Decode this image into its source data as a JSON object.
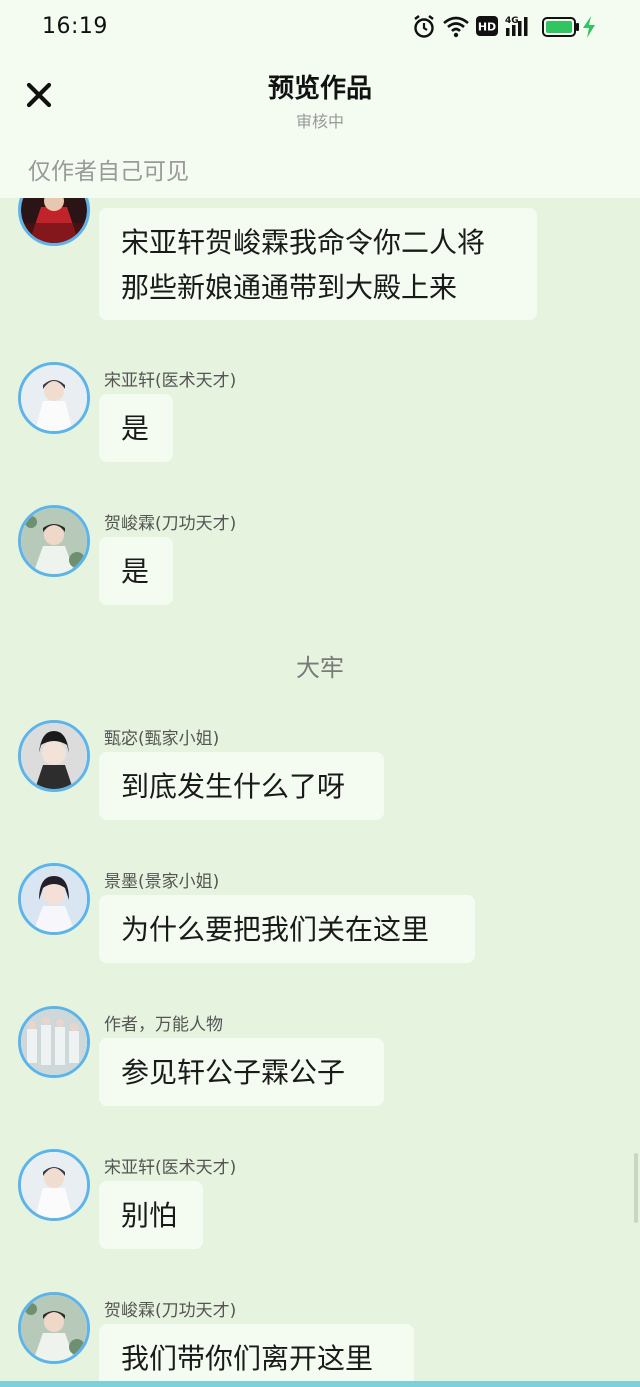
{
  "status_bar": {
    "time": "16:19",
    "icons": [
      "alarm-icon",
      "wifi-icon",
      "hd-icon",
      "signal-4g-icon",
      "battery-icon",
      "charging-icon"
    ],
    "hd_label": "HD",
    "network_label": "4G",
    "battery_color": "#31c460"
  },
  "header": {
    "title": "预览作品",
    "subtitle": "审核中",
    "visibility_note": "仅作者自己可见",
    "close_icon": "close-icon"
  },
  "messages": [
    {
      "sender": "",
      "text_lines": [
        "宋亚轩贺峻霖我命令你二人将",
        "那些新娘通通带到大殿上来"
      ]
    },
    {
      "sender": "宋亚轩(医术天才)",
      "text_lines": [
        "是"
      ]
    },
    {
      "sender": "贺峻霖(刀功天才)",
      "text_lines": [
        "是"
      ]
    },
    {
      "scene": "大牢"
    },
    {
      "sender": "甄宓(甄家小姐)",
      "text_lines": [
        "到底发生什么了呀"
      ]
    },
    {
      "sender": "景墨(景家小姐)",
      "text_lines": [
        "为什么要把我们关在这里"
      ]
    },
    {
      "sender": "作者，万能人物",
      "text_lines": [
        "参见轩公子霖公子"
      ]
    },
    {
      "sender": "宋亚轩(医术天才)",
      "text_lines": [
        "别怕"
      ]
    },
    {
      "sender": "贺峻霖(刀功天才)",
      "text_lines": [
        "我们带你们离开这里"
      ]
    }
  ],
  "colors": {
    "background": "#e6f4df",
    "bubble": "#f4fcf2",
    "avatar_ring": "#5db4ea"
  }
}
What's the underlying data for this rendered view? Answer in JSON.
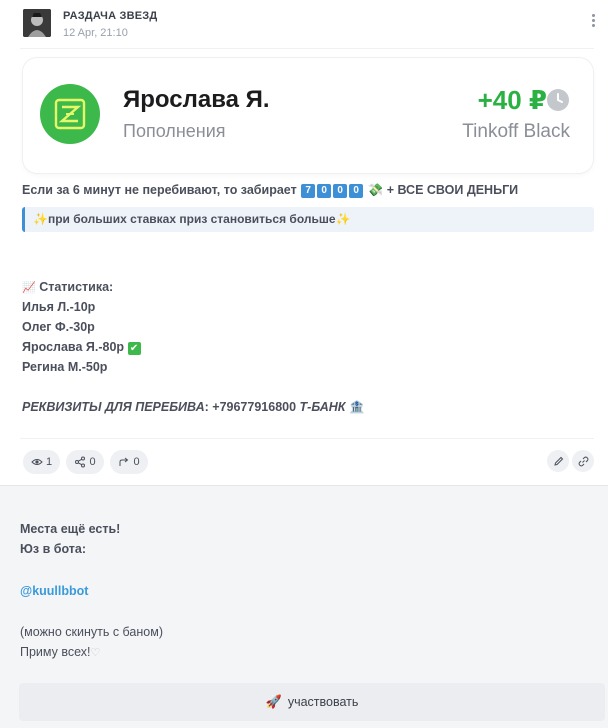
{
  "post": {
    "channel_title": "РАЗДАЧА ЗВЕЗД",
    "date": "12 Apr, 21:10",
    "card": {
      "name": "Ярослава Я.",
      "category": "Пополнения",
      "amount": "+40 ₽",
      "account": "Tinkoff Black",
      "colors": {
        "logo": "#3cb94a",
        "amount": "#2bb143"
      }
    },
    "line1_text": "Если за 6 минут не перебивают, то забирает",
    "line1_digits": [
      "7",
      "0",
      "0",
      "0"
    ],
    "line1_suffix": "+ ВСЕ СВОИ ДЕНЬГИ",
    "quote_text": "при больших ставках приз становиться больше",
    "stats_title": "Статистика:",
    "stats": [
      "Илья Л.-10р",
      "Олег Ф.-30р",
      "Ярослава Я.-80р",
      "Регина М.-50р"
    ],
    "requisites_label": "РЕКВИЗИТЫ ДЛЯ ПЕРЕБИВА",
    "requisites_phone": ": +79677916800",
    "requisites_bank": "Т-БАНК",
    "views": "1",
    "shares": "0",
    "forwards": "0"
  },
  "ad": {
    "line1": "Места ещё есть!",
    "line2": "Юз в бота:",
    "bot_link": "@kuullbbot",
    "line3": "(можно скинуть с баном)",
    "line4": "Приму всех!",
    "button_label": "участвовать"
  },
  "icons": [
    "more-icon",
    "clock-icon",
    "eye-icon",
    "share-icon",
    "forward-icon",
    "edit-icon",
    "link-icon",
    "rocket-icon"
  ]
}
^^^^^^^^
▸ Prompt
Extract every line from the records above that contains the word "data".

▸ Solution to this exercise
Decode this image into its source data as a JSON object.
What's the underlying data for this rendered view? Answer in JSON.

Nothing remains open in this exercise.